> [Recorded data]:
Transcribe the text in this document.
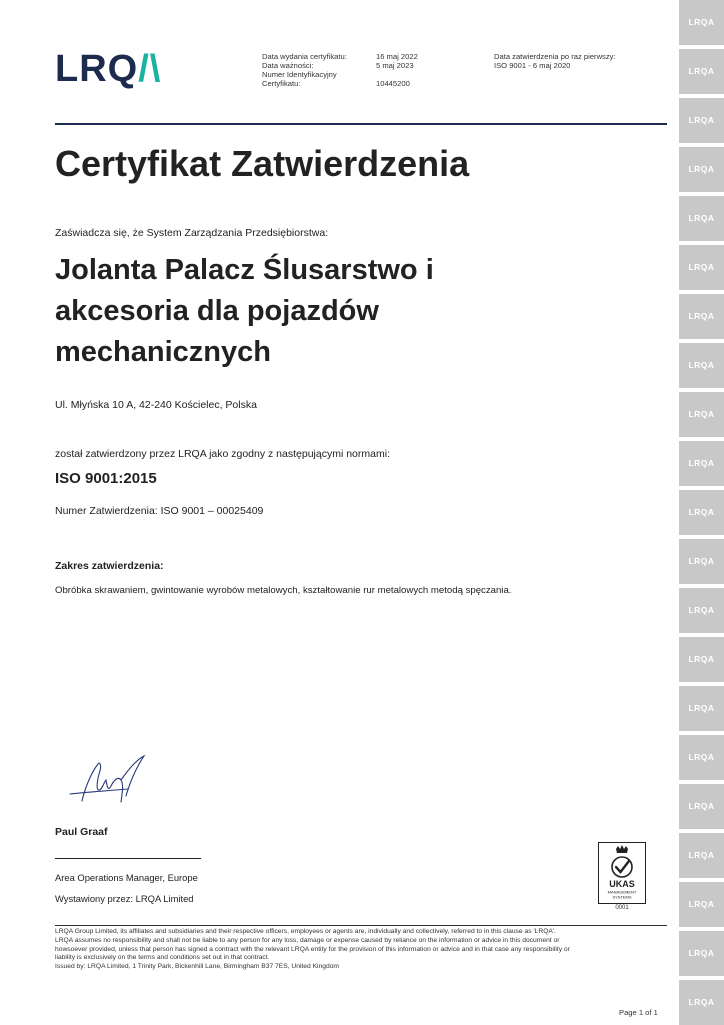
LRQ/\	Data wydania certyfikatu:
Data ważności:
Numer Identyfikacyjny
Certyfikatu:
16 maj 2022
5 maj 2023
10445200
Data zatwierdzenia po raz pierwszy:
ISO 9001 - 6 maj 2020
Certyfikat Zatwierdzenia
Zaświadcza się, że System Zarządzania Przedsiębiorstwa:
Jolanta Palacz Ślusarstwo i
akcesoria dla pojazdów
mechanicznych
Ul. Młyńska 10 A, 42-240 Kościelec, Polska
został zatwierdzony przez LRQA jako zgodny z następującymi normami:
ISO 9001:2015
Numer Zatwierdzenia: ISO 9001 – 00025409
Zakres zatwierdzenia:
Obróbka skrawaniem, gwintowanie wyrobów metalowych, kształtowanie rur metalowych metodą spęczania.
Paul Graaf
Area Operations Manager, Europe
Wystawiony przez: LRQA Limited
UKAS
MANAGEMENT
SYSTEMS
0001
LRQA Group Limited, its affiliates and subsidiaries and their respective officers, employees or agents are, individually and collectively, referred to in this clause as 'LRQA'.
LRQA assumes no responsibility and shall not be liable to any person for any loss, damage or expense caused by reliance on the information or advice in this document or
howsoever provided, unless that person has signed a contract with the relevant LRQA entity for the provision of this information or advice and in that case any responsibility or
liability is exclusively on the terms and conditions set out in that contract.
Issued by: LRQA Limited, 1 Trinity Park, Bickenhill Lane, Birmingham B37 7ES, United Kingdom
Page 1 of 1
LRQA
LRQA
LRQA
LRQA
LRQA
LRQA
LRQA
LRQA
LRQA
LRQA
LRQA
LRQA
LRQA
LRQA
LRQA
LRQA
LRQA
LRQA
LRQA
LRQA
LRQA
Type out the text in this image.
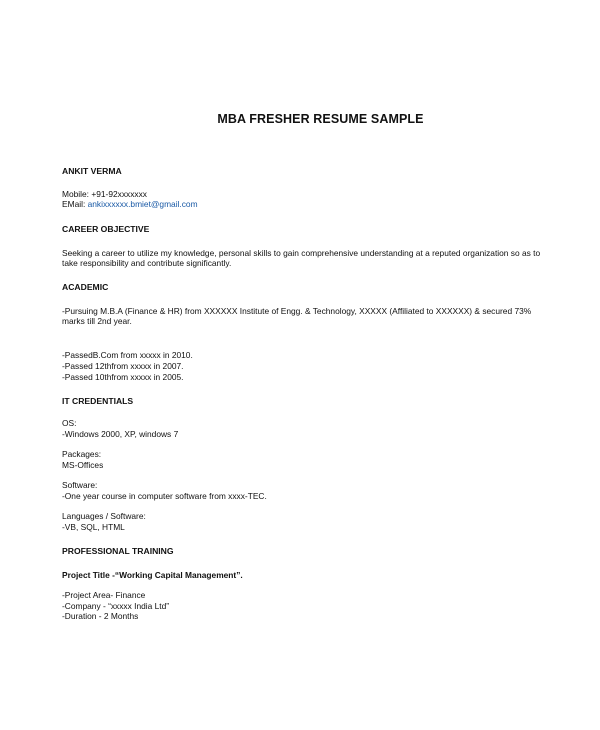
MBA FRESHER RESUME SAMPLE
ANKIT VERMA
Mobile: +91-92xxxxxxx
EMail: ankixxxxxx.bmiet@gmail.com
CAREER OBJECTIVE
Seeking a career to utilize my knowledge, personal skills to gain comprehensive understanding at a reputed organization so as to
take responsibility and contribute significantly.
ACADEMIC
-Pursuing M.B.A (Finance & HR) from XXXXXX Institute of Engg. & Technology, XXXXX (Affiliated to XXXXXX) & secured 73%
marks till 2nd year.
-PassedB.Com from xxxxx in 2010.
-Passed 12thfrom xxxxx in 2007.
-Passed 10thfrom xxxxx in 2005.
IT CREDENTIALS
OS:
-Windows 2000, XP, windows 7
Packages:
MS-Offices
Software:
-One year course in computer software from xxxx-TEC.
Languages / Software:
-VB, SQL, HTML
PROFESSIONAL TRAINING
Project Title -“Working Capital Management”.
-Project Area- Finance
-Company - “xxxxx India Ltd”
-Duration - 2 Months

> [Required task]: Without the pictures, restate all of the entries above verbatim.

> [Result of the task]:
Transcribe the text in this document.
LRQ/\	Data wydania certyfikatu:
Data ważności:
Numer Identyfikacyjny
Certyfikatu:
16 maj 2022
5 maj 2023
10445200
Data zatwierdzenia po raz pierwszy:
ISO 9001 - 6 maj 2020
Certyfikat Zatwierdzenia
Zaświadcza się, że System Zarządzania Przedsiębiorstwa:
Jolanta Palacz Ślusarstwo i
akcesoria dla pojazdów
mechanicznych
Ul. Młyńska 10 A, 42-240 Kościelec, Polska
został zatwierdzony przez LRQA jako zgodny z następującymi normami:
ISO 9001:2015
Numer Zatwierdzenia: ISO 9001 – 00025409
Zakres zatwierdzenia:
Obróbka skrawaniem, gwintowanie wyrobów metalowych, kształtowanie rur metalowych metodą spęczania.
Paul Graaf
Area Operations Manager, Europe
Wystawiony przez: LRQA Limited
UKAS
MANAGEMENT
SYSTEMS
0001
LRQA Group Limited, its affiliates and subsidiaries and their respective officers, employees or agents are, individually and collectively, referred to in this clause as 'LRQA'.
LRQA assumes no responsibility and shall not be liable to any person for any loss, damage or expense caused by reliance on the information or advice in this document or
howsoever provided, unless that person has signed a contract with the relevant LRQA entity for the provision of this information or advice and in that case any responsibility or
liability is exclusively on the terms and conditions set out in that contract.
Issued by: LRQA Limited, 1 Trinity Park, Bickenhill Lane, Birmingham B37 7ES, United Kingdom
Page 1 of 1
LRQA
LRQA
LRQA
LRQA
LRQA
LRQA
LRQA
LRQA
LRQA
LRQA
LRQA
LRQA
LRQA
LRQA
LRQA
LRQA
LRQA
LRQA
LRQA
LRQA
LRQA
Type out the text in this image.
MBA FRESHER RESUME SAMPLE
ANKIT VERMA
Mobile: +91-92xxxxxxx
EMail: ankixxxxxx.bmiet@gmail.com
CAREER OBJECTIVE
Seeking a career to utilize my knowledge, personal skills to gain comprehensive understanding at a reputed organization so as to
take responsibility and contribute significantly.
ACADEMIC
-Pursuing M.B.A (Finance & HR) from XXXXXX Institute of Engg. & Technology, XXXXX (Affiliated to XXXXXX) & secured 73%
marks till 2nd year.
-PassedB.Com from xxxxx in 2010.
-Passed 12thfrom xxxxx in 2007.
-Passed 10thfrom xxxxx in 2005.
IT CREDENTIALS
OS:
-Windows 2000, XP, windows 7
Packages:
MS-Offices
Software:
-One year course in computer software from xxxx-TEC.
Languages / Software:
-VB, SQL, HTML
PROFESSIONAL TRAINING
Project Title -“Working Capital Management”.
-Project Area- Finance
-Company - “xxxxx India Ltd”
-Duration - 2 Months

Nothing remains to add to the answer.